▶ [Data to use]
━━━━
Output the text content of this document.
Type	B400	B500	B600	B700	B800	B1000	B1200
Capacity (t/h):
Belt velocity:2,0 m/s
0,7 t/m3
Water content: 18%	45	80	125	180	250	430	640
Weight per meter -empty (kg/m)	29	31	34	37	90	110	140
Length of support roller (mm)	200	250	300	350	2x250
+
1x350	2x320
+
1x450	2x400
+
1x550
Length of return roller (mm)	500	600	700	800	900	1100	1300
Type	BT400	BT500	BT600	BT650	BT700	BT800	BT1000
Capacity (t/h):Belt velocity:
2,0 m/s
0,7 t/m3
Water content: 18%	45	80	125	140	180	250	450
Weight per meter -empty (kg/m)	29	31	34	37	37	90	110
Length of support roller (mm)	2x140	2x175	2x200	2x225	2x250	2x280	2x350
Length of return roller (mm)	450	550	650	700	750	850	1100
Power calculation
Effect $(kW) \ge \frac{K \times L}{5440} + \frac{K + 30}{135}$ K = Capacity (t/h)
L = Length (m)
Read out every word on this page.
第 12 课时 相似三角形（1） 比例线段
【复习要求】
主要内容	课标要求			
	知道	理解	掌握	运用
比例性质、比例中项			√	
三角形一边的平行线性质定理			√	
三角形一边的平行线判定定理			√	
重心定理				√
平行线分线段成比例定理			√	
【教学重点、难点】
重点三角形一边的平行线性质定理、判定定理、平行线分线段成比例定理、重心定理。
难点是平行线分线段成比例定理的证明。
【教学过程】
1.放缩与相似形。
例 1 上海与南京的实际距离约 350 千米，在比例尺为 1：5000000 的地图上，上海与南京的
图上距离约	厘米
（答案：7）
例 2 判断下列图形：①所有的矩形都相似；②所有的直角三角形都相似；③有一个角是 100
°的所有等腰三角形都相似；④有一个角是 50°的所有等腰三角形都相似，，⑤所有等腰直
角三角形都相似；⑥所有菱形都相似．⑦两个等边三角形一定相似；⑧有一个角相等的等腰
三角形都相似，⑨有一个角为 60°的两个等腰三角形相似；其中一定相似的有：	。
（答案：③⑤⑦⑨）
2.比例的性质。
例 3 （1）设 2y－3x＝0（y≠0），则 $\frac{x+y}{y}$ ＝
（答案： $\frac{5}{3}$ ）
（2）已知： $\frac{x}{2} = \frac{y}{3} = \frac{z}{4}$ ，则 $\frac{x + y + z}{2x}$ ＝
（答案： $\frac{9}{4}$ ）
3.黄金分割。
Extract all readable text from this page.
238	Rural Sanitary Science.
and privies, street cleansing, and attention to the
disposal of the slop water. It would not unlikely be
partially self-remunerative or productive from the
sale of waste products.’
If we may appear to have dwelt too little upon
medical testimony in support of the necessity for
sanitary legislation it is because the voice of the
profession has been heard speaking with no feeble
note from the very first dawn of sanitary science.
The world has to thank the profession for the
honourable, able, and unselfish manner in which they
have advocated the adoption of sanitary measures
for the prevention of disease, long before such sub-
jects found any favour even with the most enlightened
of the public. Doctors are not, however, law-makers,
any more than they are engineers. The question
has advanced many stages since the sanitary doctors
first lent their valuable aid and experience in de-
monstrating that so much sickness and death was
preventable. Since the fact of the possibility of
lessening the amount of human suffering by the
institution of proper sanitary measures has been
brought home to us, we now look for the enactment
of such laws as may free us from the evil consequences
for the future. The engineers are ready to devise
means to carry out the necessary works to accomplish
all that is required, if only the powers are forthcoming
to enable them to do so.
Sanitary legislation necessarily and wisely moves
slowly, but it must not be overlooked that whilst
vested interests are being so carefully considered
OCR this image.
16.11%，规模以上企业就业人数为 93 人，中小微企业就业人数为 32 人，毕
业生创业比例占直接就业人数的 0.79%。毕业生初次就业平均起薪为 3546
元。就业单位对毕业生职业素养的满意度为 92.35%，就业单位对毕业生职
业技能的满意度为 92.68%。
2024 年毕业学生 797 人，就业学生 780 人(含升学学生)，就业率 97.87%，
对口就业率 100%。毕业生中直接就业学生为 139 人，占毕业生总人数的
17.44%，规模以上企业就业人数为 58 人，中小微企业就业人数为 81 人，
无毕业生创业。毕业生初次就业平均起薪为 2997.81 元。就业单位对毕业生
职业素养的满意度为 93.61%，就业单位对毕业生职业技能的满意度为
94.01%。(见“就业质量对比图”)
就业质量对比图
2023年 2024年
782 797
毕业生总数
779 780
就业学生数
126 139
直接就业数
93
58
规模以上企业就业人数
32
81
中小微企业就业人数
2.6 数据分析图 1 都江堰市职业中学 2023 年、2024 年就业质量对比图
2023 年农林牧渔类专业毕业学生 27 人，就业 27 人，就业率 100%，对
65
━━━━
▶ [Task brief]
Give back the lines of the listing from the one with "OCR this image." through the end, both included, exactly as written and with nothing added.

▶ [Written solution]
OCR this image.
16.11%，规模以上企业就业人数为 93 人，中小微企业就业人数为 32 人，毕
业生创业比例占直接就业人数的 0.79%。毕业生初次就业平均起薪为 3546
元。就业单位对毕业生职业素养的满意度为 92.35%，就业单位对毕业生职
业技能的满意度为 92.68%。
2024 年毕业学生 797 人，就业学生 780 人(含升学学生)，就业率 97.87%，
对口就业率 100%。毕业生中直接就业学生为 139 人，占毕业生总人数的
17.44%，规模以上企业就业人数为 58 人，中小微企业就业人数为 81 人，
无毕业生创业。毕业生初次就业平均起薪为 2997.81 元。就业单位对毕业生
职业素养的满意度为 93.61%，就业单位对毕业生职业技能的满意度为
94.01%。(见“就业质量对比图”)
就业质量对比图
2023年 2024年
782 797
毕业生总数
779 780
就业学生数
126 139
直接就业数
93
58
规模以上企业就业人数
32
81
中小微企业就业人数
2.6 数据分析图 1 都江堰市职业中学 2023 年、2024 年就业质量对比图
2023 年农林牧渔类专业毕业学生 27 人，就业 27 人，就业率 100%，对
65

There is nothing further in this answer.